What this task involves ▸ Every record must be repeated exactly; omit any pictures they contain.
** Start **
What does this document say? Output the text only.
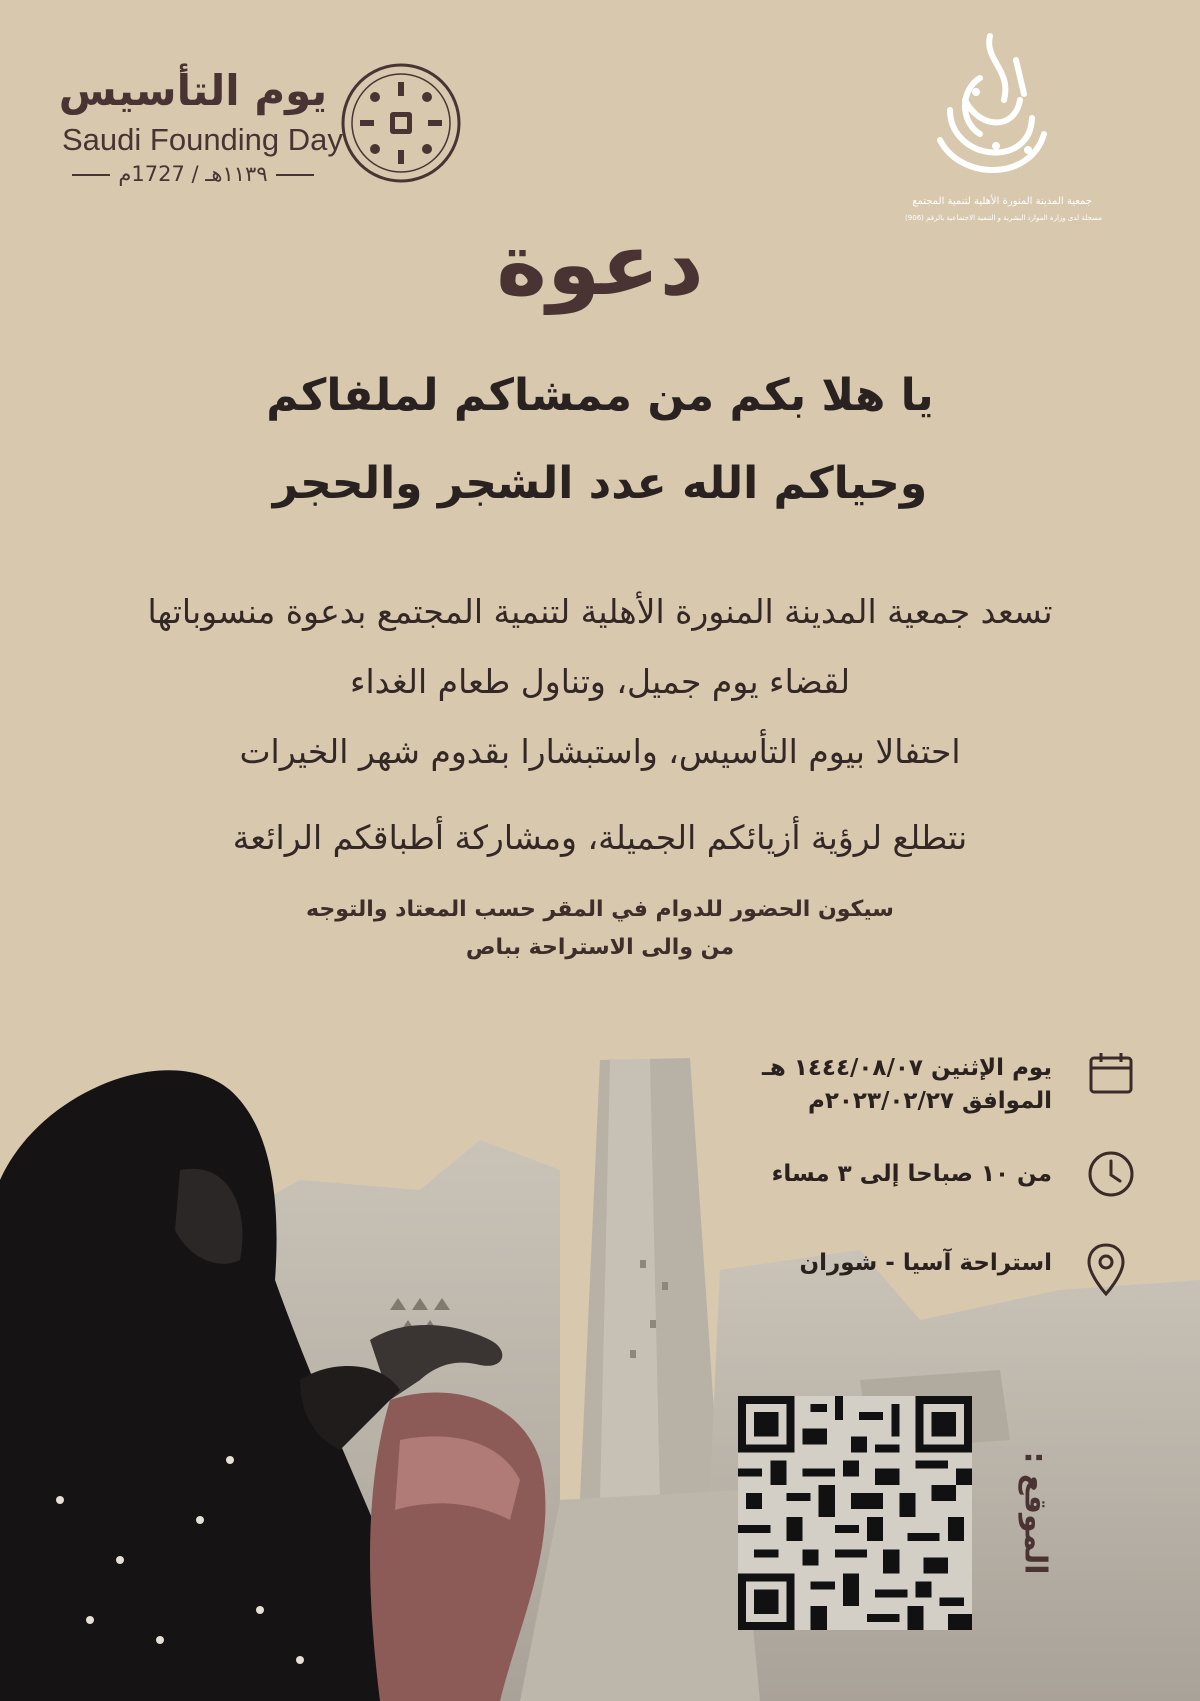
يوم التأسيس
Saudi Founding Day
١١٣٩هـ / 1727م
جمعية المدينة المنورة الأهلية لتنمية المجتمع
مسجلة لدى وزارة الموارد البشرية و التنمية الاجتماعية بالرقم (906)
دعوة
يا هلا بكم من ممشاكم لملفاكم
وحياكم الله عدد الشجر والحجر
تسعد جمعية المدينة المنورة الأهلية لتنمية المجتمع بدعوة منسوباتها
لقضاء يوم جميل، وتناول طعام الغداء
احتفالا بيوم التأسيس، واستبشارا بقدوم شهر الخيرات
نتطلع لرؤية أزيائكم الجميلة، ومشاركة أطباقكم الرائعة
سيكون الحضور للدوام في المقر حسب المعتاد والتوجه
من والى الاستراحة بباص
يوم الإثنين ١٤٤٤/٠٨/٠٧ هـ
الموافق ٢٠٢٣/٠٢/٢٧م
من ١٠ صباحا إلى ٣ مساء
استراحة آسيا - شوران
الموقع :
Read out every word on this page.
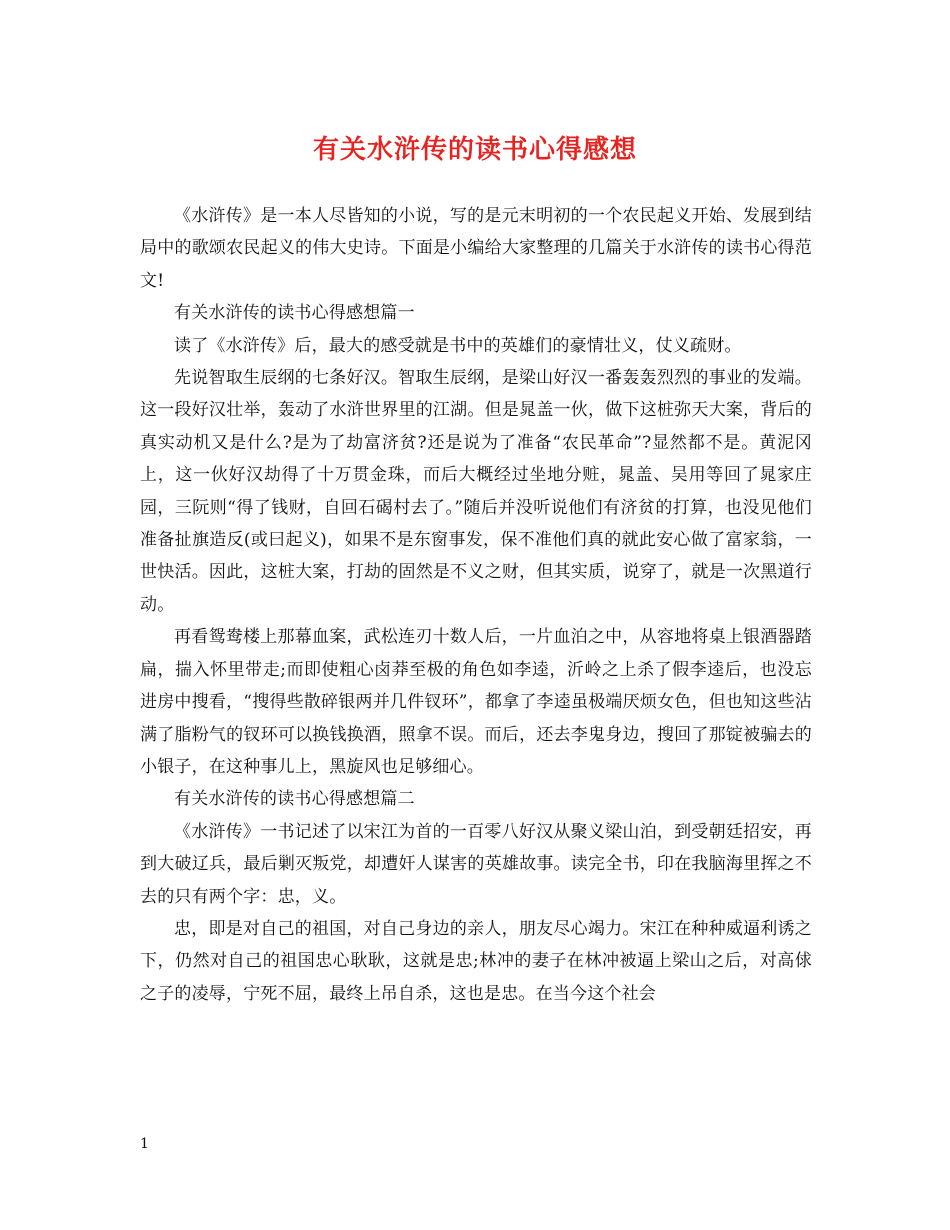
有关水浒传的读书心得感想

《水浒传》是一本人尽皆知的小说，写的是元末明初的一个农民起义开始、发展到结局中的歌颂农民起义的伟大史诗。下面是小编给大家整理的几篇关于水浒传的读书心得范文!

有关水浒传的读书心得感想篇一

读了《水浒传》后，最大的感受就是书中的英雄们的豪情壮义，仗义疏财。

先说智取生辰纲的七条好汉。智取生辰纲，是梁山好汉一番轰轰烈烈的事业的发端。这一段好汉壮举，轰动了水浒世界里的江湖。但是晁盖一伙，做下这桩弥天大案，背后的真实动机又是什么?是为了劫富济贫?还是说为了准备“农民革命”?显然都不是。黄泥冈上，这一伙好汉劫得了十万贯金珠，而后大概经过坐地分赃，晁盖、吴用等回了晁家庄园，三阮则“得了钱财，自回石碣村去了。”随后并没听说他们有济贫的打算，也没见他们准备扯旗造反(或曰起义)，如果不是东窗事发，保不准他们真的就此安心做了富家翁，一世快活。因此，这桩大案，打劫的固然是不义之财，但其实质，说穿了，就是一次黑道行动。

再看鸳鸯楼上那幕血案，武松连刃十数人后，一片血泊之中，从容地将桌上银酒器踏扁，揣入怀里带走;而即使粗心卤莽至极的角色如李逵，沂岭之上杀了假李逵后，也没忘进房中搜看，“搜得些散碎银两并几件钗环”，都拿了李逵虽极端厌烦女色，但也知这些沾满了脂粉气的钗环可以换钱换酒，照拿不误。而后，还去李鬼身边，搜回了那锭被骗去的小银子，在这种事儿上，黑旋风也足够细心。

有关水浒传的读书心得感想篇二

《水浒传》一书记述了以宋江为首的一百零八好汉从聚义梁山泊，到受朝廷招安，再到大破辽兵，最后剿灭叛党，却遭奸人谋害的英雄故事。读完全书，印在我脑海里挥之不去的只有两个字：忠，义。

忠，即是对自己的祖国，对自己身边的亲人，朋友尽心竭力。宋江在种种威逼利诱之下，仍然对自己的祖国忠心耿耿，这就是忠;林冲的妻子在林冲被逼上梁山之后，对高俅之子的凌辱，宁死不屈，最终上吊自杀，这也是忠。在当今这个社会

1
** End **
Correct output ▸
What does this document say? Output the text only.
يوم التأسيس
Saudi Founding Day
١١٣٩هـ / 1727م
جمعية المدينة المنورة الأهلية لتنمية المجتمع
مسجلة لدى وزارة الموارد البشرية و التنمية الاجتماعية بالرقم (906)
دعوة
يا هلا بكم من ممشاكم لملفاكم
وحياكم الله عدد الشجر والحجر
تسعد جمعية المدينة المنورة الأهلية لتنمية المجتمع بدعوة منسوباتها
لقضاء يوم جميل، وتناول طعام الغداء
احتفالا بيوم التأسيس، واستبشارا بقدوم شهر الخيرات
نتطلع لرؤية أزيائكم الجميلة، ومشاركة أطباقكم الرائعة
سيكون الحضور للدوام في المقر حسب المعتاد والتوجه
من والى الاستراحة بباص
يوم الإثنين ١٤٤٤/٠٨/٠٧ هـ
الموافق ٢٠٢٣/٠٢/٢٧م
من ١٠ صباحا إلى ٣ مساء
استراحة آسيا - شوران
الموقع :
Read out every word on this page.
有关水浒传的读书心得感想

《水浒传》是一本人尽皆知的小说，写的是元末明初的一个农民起义开始、发展到结局中的歌颂农民起义的伟大史诗。下面是小编给大家整理的几篇关于水浒传的读书心得范文!

有关水浒传的读书心得感想篇一

读了《水浒传》后，最大的感受就是书中的英雄们的豪情壮义，仗义疏财。

先说智取生辰纲的七条好汉。智取生辰纲，是梁山好汉一番轰轰烈烈的事业的发端。这一段好汉壮举，轰动了水浒世界里的江湖。但是晁盖一伙，做下这桩弥天大案，背后的真实动机又是什么?是为了劫富济贫?还是说为了准备“农民革命”?显然都不是。黄泥冈上，这一伙好汉劫得了十万贯金珠，而后大概经过坐地分赃，晁盖、吴用等回了晁家庄园，三阮则“得了钱财，自回石碣村去了。”随后并没听说他们有济贫的打算，也没见他们准备扯旗造反(或曰起义)，如果不是东窗事发，保不准他们真的就此安心做了富家翁，一世快活。因此，这桩大案，打劫的固然是不义之财，但其实质，说穿了，就是一次黑道行动。

再看鸳鸯楼上那幕血案，武松连刃十数人后，一片血泊之中，从容地将桌上银酒器踏扁，揣入怀里带走;而即使粗心卤莽至极的角色如李逵，沂岭之上杀了假李逵后，也没忘进房中搜看，“搜得些散碎银两并几件钗环”，都拿了李逵虽极端厌烦女色，但也知这些沾满了脂粉气的钗环可以换钱换酒，照拿不误。而后，还去李鬼身边，搜回了那锭被骗去的小银子，在这种事儿上，黑旋风也足够细心。

有关水浒传的读书心得感想篇二

《水浒传》一书记述了以宋江为首的一百零八好汉从聚义梁山泊，到受朝廷招安，再到大破辽兵，最后剿灭叛党，却遭奸人谋害的英雄故事。读完全书，印在我脑海里挥之不去的只有两个字：忠，义。

忠，即是对自己的祖国，对自己身边的亲人，朋友尽心竭力。宋江在种种威逼利诱之下，仍然对自己的祖国忠心耿耿，这就是忠;林冲的妻子在林冲被逼上梁山之后，对高俅之子的凌辱，宁死不屈，最终上吊自杀，这也是忠。在当今这个社会

1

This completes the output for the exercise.